*Text segment*.
═══
Automatically Labeling Web Pages Based on Normal User Actions

Appears in the Proceedings of the 2000 Conference on Intelligent User Interfaces, New Orleans, ACM Press.
Learning Users’ Interests by Unobtrusively Observing

Their Normal Behavior

Jeremy Goecks	Jude Shavlik
Computer Sciences Dept. University of Wisconsin 1210 W. Dayton Street Madison, WI 53706-1685 U. S. A.	Computer Science Dept. University of Wisconsin 1210 W. Dayton Street Madison, WI 53706-1685 U. S. A.
	[011] (608) 262-7784
goecks@cs.wisc.edu	shavlik@cs.wisc.edu

ABSTRACT

For intelligent interfaces attempting to learn a user’s interests, the cost of obtaining labeled training instances is prohibitive because the user must directly label each training instance, and few users are willing to do so. We present an approach that circumvents the need for human-labeled pages. Instead, we learn "surrogate" tasks where the desired output is easily measured, such as the number of hyperlinks clicked on a page or the amount of scrolling performed. Our assumption is that these outputs will highly correlate with the user’s interests. In other words, by unobtrusively "observing" the user’s behavior we are able to learn functions of value. For example, an intelligent browser could silently observe the user’s browsing behavior during the day, then use these training examples to learn such functions and gather, during the middle of the night, pages that are likely to be of interest to the user. Previous work has focused on learning a user profile by passively observing the hyperlinks clicked on and those passed over. We extend this approach by measuring user mouse and scrolling activity in addition to user browsing activity. We present empirical results that demonstrate our agent can accurately predict some easily measured aspects of one’s use of his or her browser.

Keywords

Intelligent web agents, learning user preferences, learning by observation, adaptive information retrieval

INTRODUCTION

Much research has been devoted to the task of developing intelligent agents that can learn a user’s interests (a "profile") and find information in the World Wide Web (WWW) based on such profiles [1,3, 5]. Given a particular web page or hyperlink and a particular user, the agent’s task is to predict the user’s interest level in that page or hyperlink. If the agent predicts that the user will be very interested in the page, such an agent can retrieve this page for later viewing by the user.

A central question in the topic of learning user profiles concerns how the learning algorithm obtains training examples. Expecting the user to manually rate many pages is not desirable. Previous work [3, 4] has investigated employing passively recorded user-navigation behavior (i.e. analyzing hyperlinks clicked, hyperlinks passed over, and patterns of user behavior) as surrogate measures for predicting user interest in a page. We extend this work by unobtrusively recording user navigation behavior and additional user actions (such as scrolling). We utilize a combination of these measurement as a surrogate for user interest in a page. We hypothesize (but have not yet tested) that these measurements correlate well with the user’s true interests. Since we can collect these automatically generated training examples during the user’s normal use of their web browser, our approach allows for the collection of large training sets without burdening the user. We demonstrate in this paper that it is feasible to learn some promising surrogate measurements.
═══
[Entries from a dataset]
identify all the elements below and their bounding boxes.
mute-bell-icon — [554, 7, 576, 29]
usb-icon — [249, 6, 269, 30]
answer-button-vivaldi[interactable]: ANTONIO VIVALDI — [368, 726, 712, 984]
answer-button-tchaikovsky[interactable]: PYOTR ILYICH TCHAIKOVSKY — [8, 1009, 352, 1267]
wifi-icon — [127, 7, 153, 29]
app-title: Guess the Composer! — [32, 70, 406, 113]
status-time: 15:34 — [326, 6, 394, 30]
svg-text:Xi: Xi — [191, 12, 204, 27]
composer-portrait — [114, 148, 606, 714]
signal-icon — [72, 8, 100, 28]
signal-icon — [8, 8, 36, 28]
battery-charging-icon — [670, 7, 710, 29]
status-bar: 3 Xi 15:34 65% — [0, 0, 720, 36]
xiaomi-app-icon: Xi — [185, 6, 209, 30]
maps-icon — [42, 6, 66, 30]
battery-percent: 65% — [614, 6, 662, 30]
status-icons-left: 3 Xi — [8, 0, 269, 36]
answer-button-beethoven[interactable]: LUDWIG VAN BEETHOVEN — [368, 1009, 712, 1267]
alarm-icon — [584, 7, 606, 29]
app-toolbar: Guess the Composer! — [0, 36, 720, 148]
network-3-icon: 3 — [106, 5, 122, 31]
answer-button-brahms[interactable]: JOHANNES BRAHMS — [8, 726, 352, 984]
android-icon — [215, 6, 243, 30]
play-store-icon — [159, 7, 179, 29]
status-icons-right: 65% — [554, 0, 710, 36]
═══
*What you have to do*. Copy the passage on learning users' interests word for word, from "Much research has" to "by the user.". The items have no role in this work.

*Response to this task*.
Much research has been devoted to the task of developing intelligent agents that can learn a user’s interests (a "profile") and find information in the World Wide Web (WWW) based on such profiles [1,3, 5]. Given a particular web page or hyperlink and a particular user, the agent’s task is to predict the user’s interest level in that page or hyperlink. If the agent predicts that the user will be very interested in the page, such an agent can retrieve this page for later viewing by the user.